■ **WHAT IS ASKED**: Wherever a line in the data below holds "roku", copy that line.

■ **LISTING**:

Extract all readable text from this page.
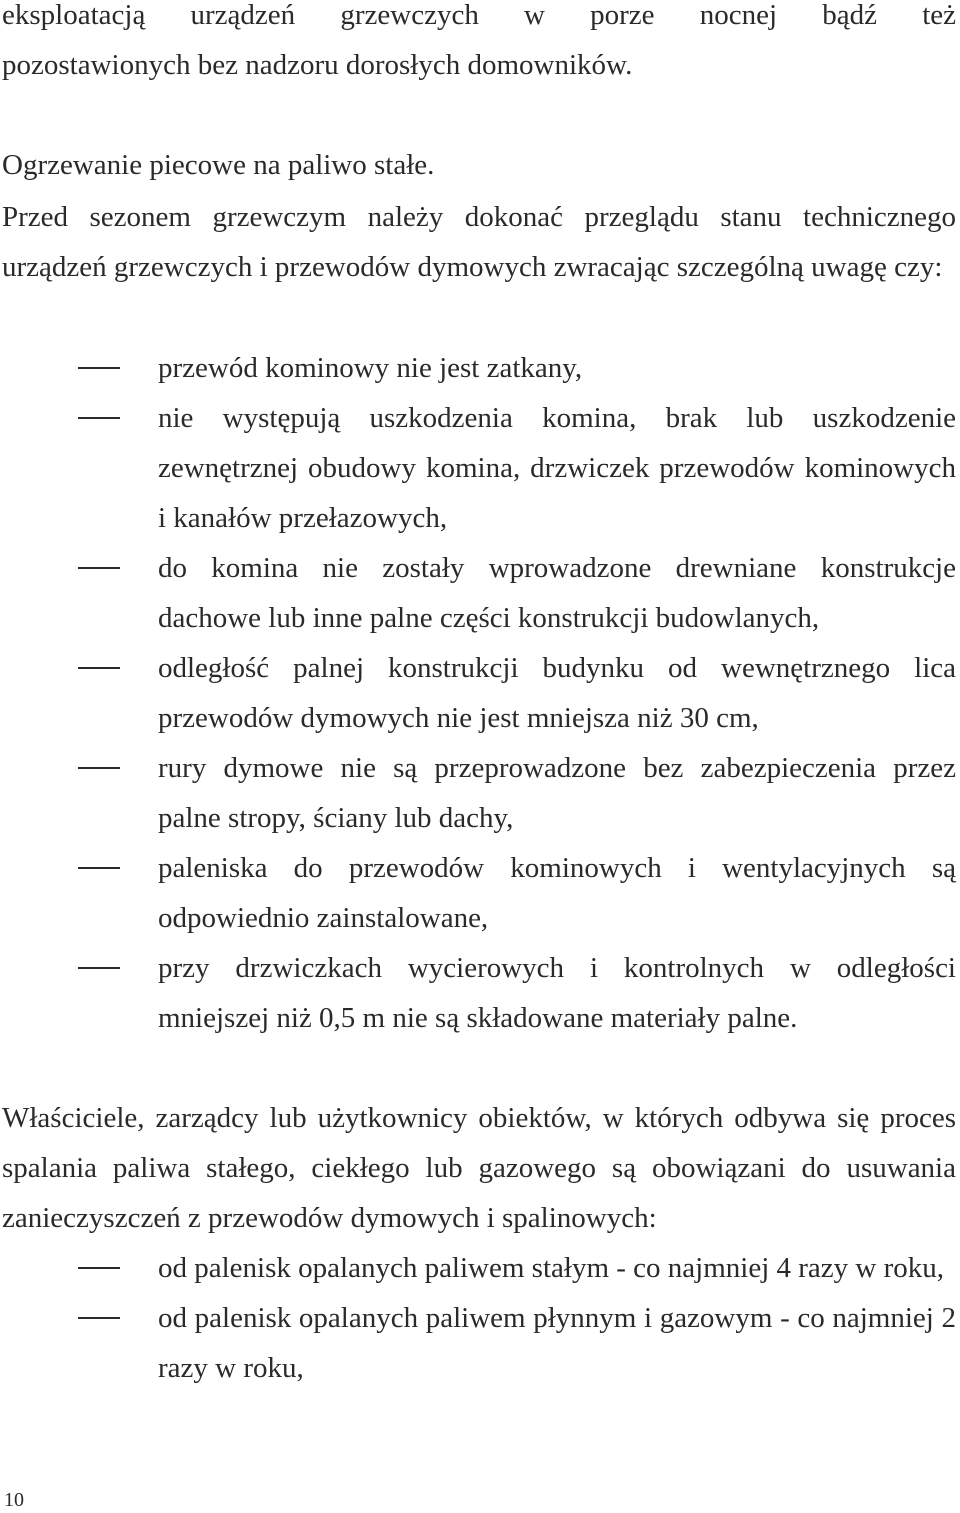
eksploatacją urządzeń grzewczych w porze nocnej bądź też

pozostawionych bez nadzoru dorosłych domowników.

Ogrzewanie piecowe na paliwo stałe.

Przed sezonem grzewczym należy dokonać przeglądu stanu technicznego urządzeń grzewczych i przewodów dymowych zwracając szczególną uwagę czy:

przewód kominowy nie jest zatkany,
nie występują uszkodzenia komina, brak lub uszkodzenie zewnętrznej obudowy komina, drzwiczek przewodów kominowych i kanałów przełazowych,
do komina nie zostały wprowadzone drewniane konstrukcje dachowe lub inne palne części konstrukcji budowlanych,
odległość palnej konstrukcji budynku od wewnętrznego lica przewodów dymowych nie jest mniejsza niż 30 cm,
rury dymowe nie są przeprowadzone bez zabezpieczenia przez palne stropy, ściany lub dachy,
paleniska do przewodów kominowych i wentylacyjnych są odpowiednio zainstalowane,
przy drzwiczkach wycierowych i kontrolnych w odległości mniejszej niż 0,5 m nie są składowane materiały palne.

Właściciele, zarządcy lub użytkownicy obiektów, w których odbywa się proces spalania paliwa stałego, ciekłego lub gazowego są obowiązani do usuwania zanieczyszczeń z przewodów dymowych i spalinowych:

od palenisk opalanych paliwem stałym - co najmniej 4 razy w roku,
od palenisk opalanych paliwem płynnym i gazowym - co najmniej 2 razy w roku,

10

■ **RESULT OF THIS EXERCISE**:
od palenisk opalanych paliwem stałym - co najmniej 4 razy w roku,
od palenisk opalanych paliwem płynnym i gazowym - co najmniej 2 razy w roku,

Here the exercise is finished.